◆ **PROBLEM STATEMENT**:
Return every line of the material below word for word, with nothing added, dropped, or changed.

------------------------------

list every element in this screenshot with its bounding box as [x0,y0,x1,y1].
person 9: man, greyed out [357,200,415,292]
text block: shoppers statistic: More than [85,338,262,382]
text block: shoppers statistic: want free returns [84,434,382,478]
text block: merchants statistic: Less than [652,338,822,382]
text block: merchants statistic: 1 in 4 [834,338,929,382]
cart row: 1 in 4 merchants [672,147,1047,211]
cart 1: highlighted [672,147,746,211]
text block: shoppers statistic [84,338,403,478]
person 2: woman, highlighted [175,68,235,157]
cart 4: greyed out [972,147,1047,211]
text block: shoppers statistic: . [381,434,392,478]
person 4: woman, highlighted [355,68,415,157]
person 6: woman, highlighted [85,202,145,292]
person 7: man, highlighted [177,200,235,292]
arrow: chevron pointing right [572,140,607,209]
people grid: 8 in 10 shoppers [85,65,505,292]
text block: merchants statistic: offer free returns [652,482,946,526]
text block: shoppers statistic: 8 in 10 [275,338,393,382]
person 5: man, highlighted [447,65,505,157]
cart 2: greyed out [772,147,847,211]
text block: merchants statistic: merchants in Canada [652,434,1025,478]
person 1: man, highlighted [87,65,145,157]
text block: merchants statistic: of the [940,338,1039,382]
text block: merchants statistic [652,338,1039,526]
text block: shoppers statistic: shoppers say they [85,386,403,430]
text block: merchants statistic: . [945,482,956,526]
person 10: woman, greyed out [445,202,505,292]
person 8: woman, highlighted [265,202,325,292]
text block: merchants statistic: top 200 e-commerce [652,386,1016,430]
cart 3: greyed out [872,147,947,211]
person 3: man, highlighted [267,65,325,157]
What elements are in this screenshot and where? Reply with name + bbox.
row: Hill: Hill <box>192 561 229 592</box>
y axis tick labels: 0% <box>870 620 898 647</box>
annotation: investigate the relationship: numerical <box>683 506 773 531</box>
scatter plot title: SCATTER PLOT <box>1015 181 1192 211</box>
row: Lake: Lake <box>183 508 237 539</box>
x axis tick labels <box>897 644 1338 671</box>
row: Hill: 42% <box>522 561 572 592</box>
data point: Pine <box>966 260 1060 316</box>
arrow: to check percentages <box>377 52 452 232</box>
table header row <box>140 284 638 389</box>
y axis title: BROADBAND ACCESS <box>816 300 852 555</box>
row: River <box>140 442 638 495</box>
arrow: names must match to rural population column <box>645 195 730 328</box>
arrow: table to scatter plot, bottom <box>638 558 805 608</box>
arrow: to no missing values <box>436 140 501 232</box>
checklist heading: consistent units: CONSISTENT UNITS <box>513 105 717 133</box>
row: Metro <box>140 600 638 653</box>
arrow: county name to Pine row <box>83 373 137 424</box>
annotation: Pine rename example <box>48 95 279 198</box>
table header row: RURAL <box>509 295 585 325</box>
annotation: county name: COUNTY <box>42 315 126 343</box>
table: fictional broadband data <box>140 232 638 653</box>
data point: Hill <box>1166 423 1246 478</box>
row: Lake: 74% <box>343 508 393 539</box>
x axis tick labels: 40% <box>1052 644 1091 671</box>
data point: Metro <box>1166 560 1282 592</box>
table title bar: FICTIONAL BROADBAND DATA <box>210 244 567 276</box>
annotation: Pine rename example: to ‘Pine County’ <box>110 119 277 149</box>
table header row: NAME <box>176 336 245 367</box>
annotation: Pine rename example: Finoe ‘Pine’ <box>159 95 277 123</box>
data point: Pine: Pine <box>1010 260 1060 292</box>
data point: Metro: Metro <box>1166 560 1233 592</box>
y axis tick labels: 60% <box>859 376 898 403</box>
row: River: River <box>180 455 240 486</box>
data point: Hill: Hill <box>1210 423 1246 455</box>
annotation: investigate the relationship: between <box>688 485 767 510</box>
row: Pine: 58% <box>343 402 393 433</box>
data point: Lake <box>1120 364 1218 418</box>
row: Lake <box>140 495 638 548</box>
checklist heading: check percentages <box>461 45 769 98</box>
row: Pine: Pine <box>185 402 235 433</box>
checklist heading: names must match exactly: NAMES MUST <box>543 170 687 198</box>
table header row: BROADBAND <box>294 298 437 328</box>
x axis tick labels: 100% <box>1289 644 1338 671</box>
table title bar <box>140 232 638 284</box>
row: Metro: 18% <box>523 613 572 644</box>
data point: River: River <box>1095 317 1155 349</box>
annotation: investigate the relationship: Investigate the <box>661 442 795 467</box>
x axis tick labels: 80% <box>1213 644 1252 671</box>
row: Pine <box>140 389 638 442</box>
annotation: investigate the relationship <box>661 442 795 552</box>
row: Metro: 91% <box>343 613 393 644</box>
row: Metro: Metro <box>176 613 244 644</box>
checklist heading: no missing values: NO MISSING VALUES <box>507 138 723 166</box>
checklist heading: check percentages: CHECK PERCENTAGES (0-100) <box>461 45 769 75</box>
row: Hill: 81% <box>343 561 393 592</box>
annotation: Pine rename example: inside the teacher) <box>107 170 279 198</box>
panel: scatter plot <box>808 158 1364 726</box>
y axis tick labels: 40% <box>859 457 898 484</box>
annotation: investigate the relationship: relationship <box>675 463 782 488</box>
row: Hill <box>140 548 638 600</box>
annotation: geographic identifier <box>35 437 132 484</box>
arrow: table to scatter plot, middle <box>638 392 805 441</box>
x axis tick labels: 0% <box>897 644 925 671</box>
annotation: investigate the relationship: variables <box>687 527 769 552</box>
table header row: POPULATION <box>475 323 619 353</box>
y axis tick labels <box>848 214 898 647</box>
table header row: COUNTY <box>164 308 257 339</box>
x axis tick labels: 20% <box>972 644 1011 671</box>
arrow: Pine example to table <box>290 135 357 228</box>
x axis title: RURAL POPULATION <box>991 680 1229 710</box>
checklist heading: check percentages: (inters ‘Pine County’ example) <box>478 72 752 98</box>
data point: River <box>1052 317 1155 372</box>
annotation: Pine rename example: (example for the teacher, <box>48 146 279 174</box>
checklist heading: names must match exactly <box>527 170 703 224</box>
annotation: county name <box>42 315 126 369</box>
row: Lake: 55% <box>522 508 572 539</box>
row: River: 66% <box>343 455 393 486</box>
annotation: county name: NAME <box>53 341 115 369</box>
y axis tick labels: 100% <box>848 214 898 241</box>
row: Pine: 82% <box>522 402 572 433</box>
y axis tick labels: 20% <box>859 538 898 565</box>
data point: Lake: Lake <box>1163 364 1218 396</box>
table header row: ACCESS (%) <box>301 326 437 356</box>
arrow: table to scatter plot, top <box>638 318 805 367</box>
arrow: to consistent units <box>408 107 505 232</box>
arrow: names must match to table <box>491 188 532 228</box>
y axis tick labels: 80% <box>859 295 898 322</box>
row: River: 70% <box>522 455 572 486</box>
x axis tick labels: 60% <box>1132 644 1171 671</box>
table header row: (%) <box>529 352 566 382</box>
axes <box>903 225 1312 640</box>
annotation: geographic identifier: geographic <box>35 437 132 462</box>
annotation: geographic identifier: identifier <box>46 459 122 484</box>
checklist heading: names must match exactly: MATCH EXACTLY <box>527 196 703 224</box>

------------------------------

◆ **ANSWER TO THIS EXERCISE**:
list every element in this screenshot with its bounding box as [x0,y0,x1,y1].
person 9: man, greyed out [357,200,415,292]
text block: shoppers statistic: More than [85,338,262,382]
text block: shoppers statistic: want free returns [84,434,382,478]
text block: merchants statistic: Less than [652,338,822,382]
text block: merchants statistic: 1 in 4 [834,338,929,382]
cart row: 1 in 4 merchants [672,147,1047,211]
cart 1: highlighted [672,147,746,211]
text block: shoppers statistic [84,338,403,478]
person 2: woman, highlighted [175,68,235,157]
cart 4: greyed out [972,147,1047,211]
text block: shoppers statistic: . [381,434,392,478]
person 4: woman, highlighted [355,68,415,157]
person 6: woman, highlighted [85,202,145,292]
person 7: man, highlighted [177,200,235,292]
arrow: chevron pointing right [572,140,607,209]
people grid: 8 in 10 shoppers [85,65,505,292]
text block: merchants statistic: offer free returns [652,482,946,526]
text block: shoppers statistic: 8 in 10 [275,338,393,382]
person 5: man, highlighted [447,65,505,157]
cart 2: greyed out [772,147,847,211]
text block: merchants statistic: merchants in Canada [652,434,1025,478]
person 1: man, highlighted [87,65,145,157]
text block: merchants statistic: of the [940,338,1039,382]
text block: merchants statistic [652,338,1039,526]
text block: shoppers statistic: shoppers say they [85,386,403,430]
text block: merchants statistic: . [945,482,956,526]
person 10: woman, greyed out [445,202,505,292]
person 8: woman, highlighted [265,202,325,292]
text block: merchants statistic: top 200 e-commerce [652,386,1016,430]
cart 3: greyed out [872,147,947,211]
person 3: man, highlighted [267,65,325,157]
What elements are in this screenshot and where? Reply with name + bbox.
row: Hill: Hill <box>192 561 229 592</box>
y axis tick labels: 0% <box>870 620 898 647</box>
annotation: investigate the relationship: numerical <box>683 506 773 531</box>
scatter plot title: SCATTER PLOT <box>1015 181 1192 211</box>
row: Lake: Lake <box>183 508 237 539</box>
x axis tick labels <box>897 644 1338 671</box>
row: Hill: 42% <box>522 561 572 592</box>
data point: Pine <box>966 260 1060 316</box>
arrow: to check percentages <box>377 52 452 232</box>
table header row <box>140 284 638 389</box>
y axis title: BROADBAND ACCESS <box>816 300 852 555</box>
row: River <box>140 442 638 495</box>
arrow: names must match to rural population column <box>645 195 730 328</box>
arrow: table to scatter plot, bottom <box>638 558 805 608</box>
arrow: to no missing values <box>436 140 501 232</box>
checklist heading: consistent units: CONSISTENT UNITS <box>513 105 717 133</box>
row: Metro <box>140 600 638 653</box>
arrow: county name to Pine row <box>83 373 137 424</box>
annotation: Pine rename example <box>48 95 279 198</box>
table header row: RURAL <box>509 295 585 325</box>
annotation: county name: COUNTY <box>42 315 126 343</box>
table: fictional broadband data <box>140 232 638 653</box>
data point: Hill <box>1166 423 1246 478</box>
row: Lake: 74% <box>343 508 393 539</box>
x axis tick labels: 40% <box>1052 644 1091 671</box>
data point: Metro <box>1166 560 1282 592</box>
table title bar: FICTIONAL BROADBAND DATA <box>210 244 567 276</box>
annotation: Pine rename example: to ‘Pine County’ <box>110 119 277 149</box>
table header row: NAME <box>176 336 245 367</box>
annotation: Pine rename example: Finoe ‘Pine’ <box>159 95 277 123</box>
data point: Pine: Pine <box>1010 260 1060 292</box>
data point: Metro: Metro <box>1166 560 1233 592</box>
y axis tick labels: 60% <box>859 376 898 403</box>
row: River: River <box>180 455 240 486</box>
data point: Hill: Hill <box>1210 423 1246 455</box>
annotation: investigate the relationship: between <box>688 485 767 510</box>
row: Pine: 58% <box>343 402 393 433</box>
data point: Lake <box>1120 364 1218 418</box>
row: Lake <box>140 495 638 548</box>
checklist heading: check percentages <box>461 45 769 98</box>
row: Pine: Pine <box>185 402 235 433</box>
checklist heading: names must match exactly: NAMES MUST <box>543 170 687 198</box>
table header row: BROADBAND <box>294 298 437 328</box>
x axis tick labels: 100% <box>1289 644 1338 671</box>
table title bar <box>140 232 638 284</box>
row: Metro: 18% <box>523 613 572 644</box>
data point: River: River <box>1095 317 1155 349</box>
annotation: investigate the relationship: Investigate the <box>661 442 795 467</box>
x axis tick labels: 80% <box>1213 644 1252 671</box>
row: Pine <box>140 389 638 442</box>
annotation: investigate the relationship <box>661 442 795 552</box>
row: Metro: 91% <box>343 613 393 644</box>
row: Metro: Metro <box>176 613 244 644</box>
checklist heading: no missing values: NO MISSING VALUES <box>507 138 723 166</box>
checklist heading: check percentages: CHECK PERCENTAGES (0-100) <box>461 45 769 75</box>
row: Hill: 81% <box>343 561 393 592</box>
annotation: Pine rename example: inside the teacher) <box>107 170 279 198</box>
panel: scatter plot <box>808 158 1364 726</box>
y axis tick labels: 40% <box>859 457 898 484</box>
annotation: investigate the relationship: relationship <box>675 463 782 488</box>
row: Hill <box>140 548 638 600</box>
annotation: geographic identifier <box>35 437 132 484</box>
arrow: table to scatter plot, middle <box>638 392 805 441</box>
x axis tick labels: 0% <box>897 644 925 671</box>
annotation: investigate the relationship: variables <box>687 527 769 552</box>
table header row: POPULATION <box>475 323 619 353</box>
y axis tick labels <box>848 214 898 647</box>
table header row: COUNTY <box>164 308 257 339</box>
x axis tick labels: 20% <box>972 644 1011 671</box>
arrow: Pine example to table <box>290 135 357 228</box>
x axis title: RURAL POPULATION <box>991 680 1229 710</box>
checklist heading: check percentages: (inters ‘Pine County’ example) <box>478 72 752 98</box>
data point: River <box>1052 317 1155 372</box>
annotation: Pine rename example: (example for the teacher, <box>48 146 279 174</box>
checklist heading: names must match exactly <box>527 170 703 224</box>
annotation: county name <box>42 315 126 369</box>
row: Lake: 55% <box>522 508 572 539</box>
row: River: 66% <box>343 455 393 486</box>
annotation: county name: NAME <box>53 341 115 369</box>
y axis tick labels: 100% <box>848 214 898 241</box>
row: Pine: 82% <box>522 402 572 433</box>
y axis tick labels: 20% <box>859 538 898 565</box>
data point: Lake: Lake <box>1163 364 1218 396</box>
table header row: ACCESS (%) <box>301 326 437 356</box>
arrow: table to scatter plot, top <box>638 318 805 367</box>
arrow: to consistent units <box>408 107 505 232</box>
arrow: names must match to table <box>491 188 532 228</box>
y axis tick labels: 80% <box>859 295 898 322</box>
row: River: 70% <box>522 455 572 486</box>
x axis tick labels: 60% <box>1132 644 1171 671</box>
table header row: (%) <box>529 352 566 382</box>
axes <box>903 225 1312 640</box>
annotation: geographic identifier: geographic <box>35 437 132 462</box>
annotation: geographic identifier: identifier <box>46 459 122 484</box>
checklist heading: names must match exactly: MATCH EXACTLY <box>527 196 703 224</box>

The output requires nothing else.